__Exercise data__

* START *

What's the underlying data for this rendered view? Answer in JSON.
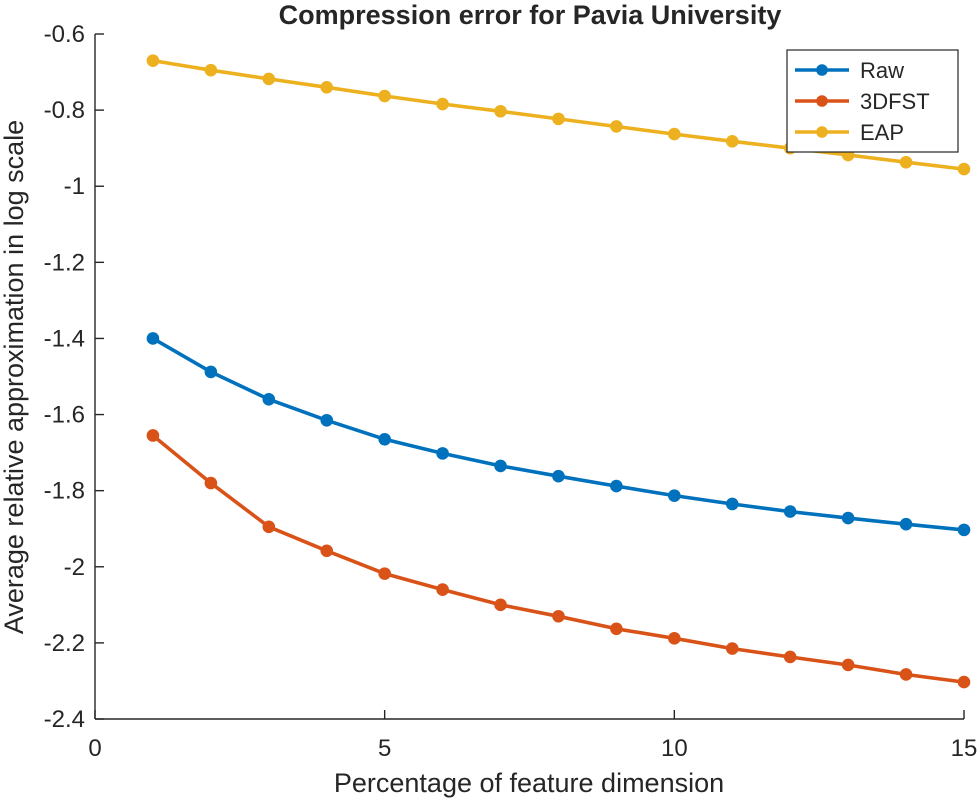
{
  "chart_data": {
    "type": "line",
    "title": "Compression error for Pavia University",
    "xlabel": "Percentage of feature dimension",
    "ylabel": "Average relative approximation in log scale",
    "xlim": [
      0,
      15
    ],
    "ylim": [
      -2.4,
      -0.6
    ],
    "xticks": [
      0,
      5,
      10,
      15
    ],
    "xtick_labels": [
      "0",
      "5",
      "10",
      "15"
    ],
    "yticks": [
      -0.6,
      -0.8,
      -1,
      -1.2,
      -1.4,
      -1.6,
      -1.8,
      -2,
      -2.2,
      -2.4
    ],
    "ytick_labels": [
      "-0.6",
      "-0.8",
      "-1",
      "-1.2",
      "-1.4",
      "-1.6",
      "-1.8",
      "-2",
      "-2.2",
      "-2.4"
    ],
    "grid": false,
    "legend_position": "top-right",
    "x": [
      1,
      2,
      3,
      4,
      5,
      6,
      7,
      8,
      9,
      10,
      11,
      12,
      13,
      14,
      15
    ],
    "series": [
      {
        "name": "Raw",
        "color": "#0072BD",
        "values": [
          -1.4,
          -1.488,
          -1.56,
          -1.615,
          -1.665,
          -1.702,
          -1.735,
          -1.762,
          -1.788,
          -1.813,
          -1.835,
          -1.855,
          -1.872,
          -1.888,
          -1.903
        ]
      },
      {
        "name": "3DFST",
        "color": "#D95319",
        "values": [
          -1.655,
          -1.78,
          -1.895,
          -1.958,
          -2.018,
          -2.06,
          -2.1,
          -2.13,
          -2.163,
          -2.188,
          -2.215,
          -2.237,
          -2.258,
          -2.283,
          -2.303
        ]
      },
      {
        "name": "EAP",
        "color": "#EDB120",
        "values": [
          -0.67,
          -0.695,
          -0.718,
          -0.74,
          -0.763,
          -0.784,
          -0.803,
          -0.823,
          -0.843,
          -0.863,
          -0.882,
          -0.9,
          -0.918,
          -0.937,
          -0.955
        ]
      }
    ]
  }
}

* END *

__Exercise brief__
Check each line of the entries above for the word "color". List the ones that have it.

__Exercise answer__
        "color": "#0072BD",
        "color": "#D95319",
        "color": "#EDB120",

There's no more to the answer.